### GIVEN EXERCISE
Reply with the count of lines holding "gamblers", nothing more.

### DATASET ENTRIES
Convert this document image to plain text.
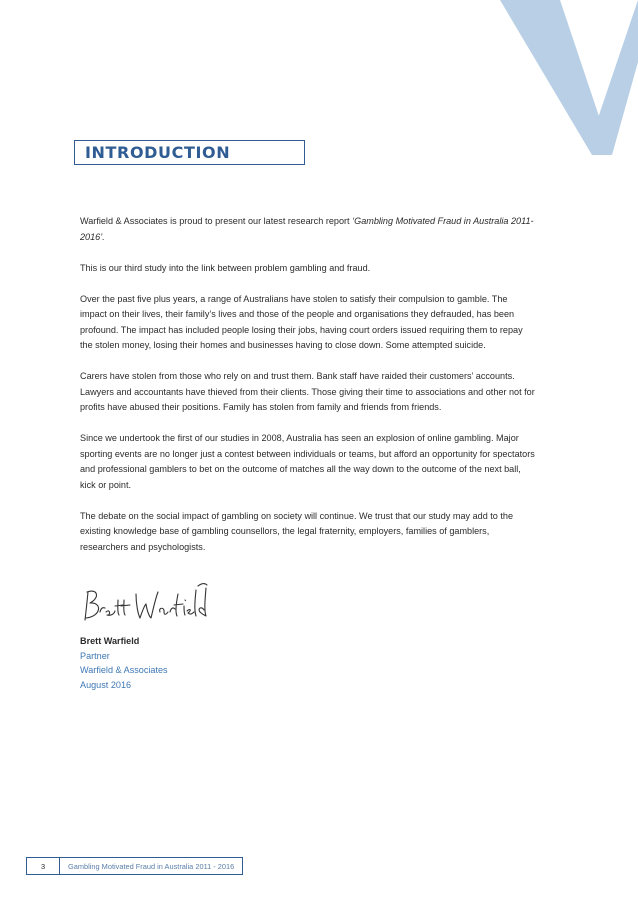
INTRODUCTION

Warfield & Associates is proud to present our latest research report ‘Gambling Motivated Fraud in Australia 2011-2016’.

This is our third study into the link between problem gambling and fraud.

Over the past five plus years, a range of Australians have stolen to satisfy their compulsion to gamble. The impact on their lives, their family’s lives and those of the people and organisations they defrauded, has been profound. The impact has included people losing their jobs, having court orders issued requiring them to repay the stolen money, losing their homes and businesses having to close down. Some attempted suicide.

Carers have stolen from those who rely on and trust them. Bank staff have raided their customers’ accounts. Lawyers and accountants have thieved from their clients. Those giving their time to associations and other not for profits have abused their positions. Family has stolen from family and friends from friends.

Since we undertook the first of our studies in 2008, Australia has seen an explosion of online gambling. Major sporting events are no longer just a contest between individuals or teams, but afford an opportunity for spectators and professional gamblers to bet on the outcome of matches all the way down to the outcome of the next ball, kick or point.

The debate on the social impact of gambling on society will continue. We trust that our study may add to the existing knowledge base of gambling counsellors, the legal fraternity, employers, families of gamblers, researchers and psychologists.

Brett Warfield
Partner
Warfield & Associates
August 2016
3	Gambling Motivated Fraud in Australia 2011 - 2016
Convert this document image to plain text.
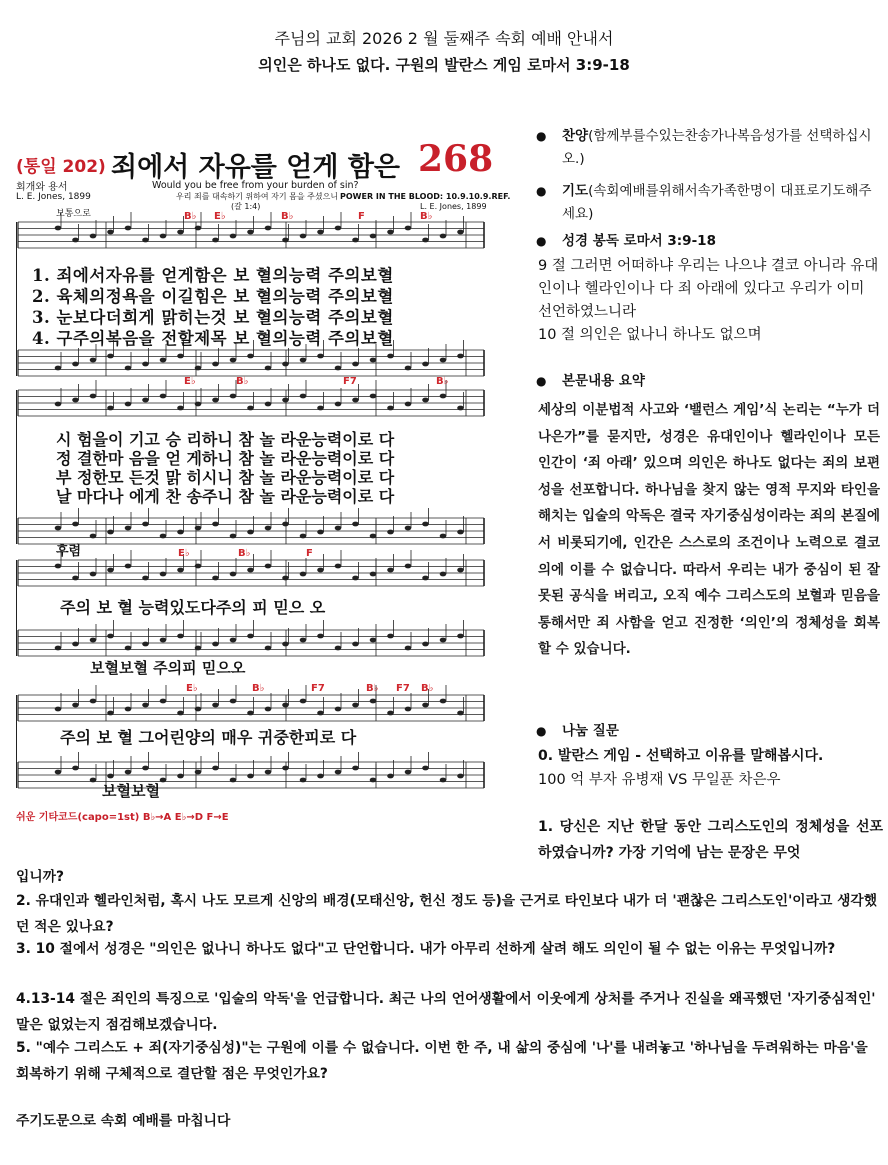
주님의 교회 2026 2 월 둘째주 속회 예배 안내서
의인은 하나도 없다. 구원의 발란스 게임 로마서 3:9-18
(통일 202) 죄에서 자유를 얻게 함은 268
회개와 용서	Would you be free from your burden of sin?
L. E. Jones, 1899	우리 죄를 대속하기 위하여 자기 몸을 주셨으니
(갈 1:4)
POWER IN THE BLOOD: 10.9.10.9.REF.
L. E. Jones, 1899
보통으로
1. 죄에서자유를 얻게함은 보 혈의능력 주의보혈
2. 육체의정욕을 이길힘은 보 혈의능력 주의보혈
3. 눈보다더희게 맑히는것 보 혈의능력 주의보혈
4. 구주의복음을 전할제목 보 혈의능력 주의보혈
시 험을이 기고 승 리하니 참 놀 라운능력이로 다
정 결한마 음을 얻 게하니 참 놀 라운능력이로 다
부 정한모 든것 맑 히시니 참 놀 라운능력이로 다
날 마다나 에게 찬 송주니 참 놀 라운능력이로 다
후렴
주의 보 혈 능력있도다주의 피 믿으 오
보혈보혈 주의피 믿으오
주의 보 혈 그어린양의 매우 귀중한피로 다
보혈보혈
쉬운 기타코드(capo=1st) B♭→A E♭→D F→E
B♭ E♭	B♭	F	B♭
E♭	B♭	F7	B♭
E♭	B♭	F
E♭	B♭	F7	B♭ F7 B♭
● 찬양(함께부를수있는찬송가나복음성가를 선택하십시오.)
● 기도(속회예배를위해서속가족한명이 대표로기도해주세요)
● 성경 봉독 로마서 3:9-18
9 절 그러면 어떠하냐 우리는 나으냐 결코 아니라 유대인이나 헬라인이나 다 죄 아래에 있다고 우리가 이미 선언하였느니라
10 절 의인은 없나니 하나도 없으며
● 본문내용 요약
세상의 이분법적 사고와 ‘밸런스 게임’식 논리는 “누가 더 나은가”를 묻지만, 성경은 유대인이나 헬라인이나 모든 인간이 ‘죄 아래’ 있으며 의인은 하나도 없다는 죄의 보편성을 선포합니다. 하나님을 찾지 않는 영적 무지와 타인을 해치는 입술의 악독은 결국 자기중심성이라는 죄의 본질에서 비롯되기에, 인간은 스스로의 조건이나 노력으로 결코 의에 이를 수 없습니다. 따라서 우리는 내가 중심이 된 잘못된 공식을 버리고, 오직 예수 그리스도의 보혈과 믿음을 통해서만 죄 사함을 얻고 진정한 ‘의인’의 정체성을 회복할 수 있습니다.
● 나눔 질문
0. 발란스 게임 - 선택하고 이유를 말해봅시다.
100 억 부자 유병재 VS 무일푼 차은우
1. 당신은 지난 한달 동안 그리스도인의 정체성을 선포하였습니까? 가장 기억에 남는 문장은 무엇
입니까?
2. 유대인과 헬라인처럼, 혹시 나도 모르게 신앙의 배경(모태신앙, 헌신 정도 등)을 근거로 타인보다 내가 더 '괜찮은 그리스도인'이라고 생각했던 적은 있나요?
3. 10 절에서 성경은 "의인은 없나니 하나도 없다"고 단언합니다. 내가 아무리 선하게 살려 해도 의인이 될 수 없는 이유는 무엇입니까?
4.13-14 절은 죄인의 특징으로 '입술의 악독'을 언급합니다. 최근 나의 언어생활에서 이웃에게 상처를 주거나 진실을 왜곡했던 '자기중심적인' 말은 없었는지 점검해보겠습니다.
5. "예수 그리스도 + 죄(자기중심성)"는 구원에 이를 수 없습니다. 이번 한 주, 내 삶의 중심에 '나'를 내려놓고 '하나님을 두려워하는 마음'을 회복하기 위해 구체적으로 결단할 점은 무엇인가요?
주기도문으로 속회 예배를 마칩니다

### FINISHED EXERCISE
2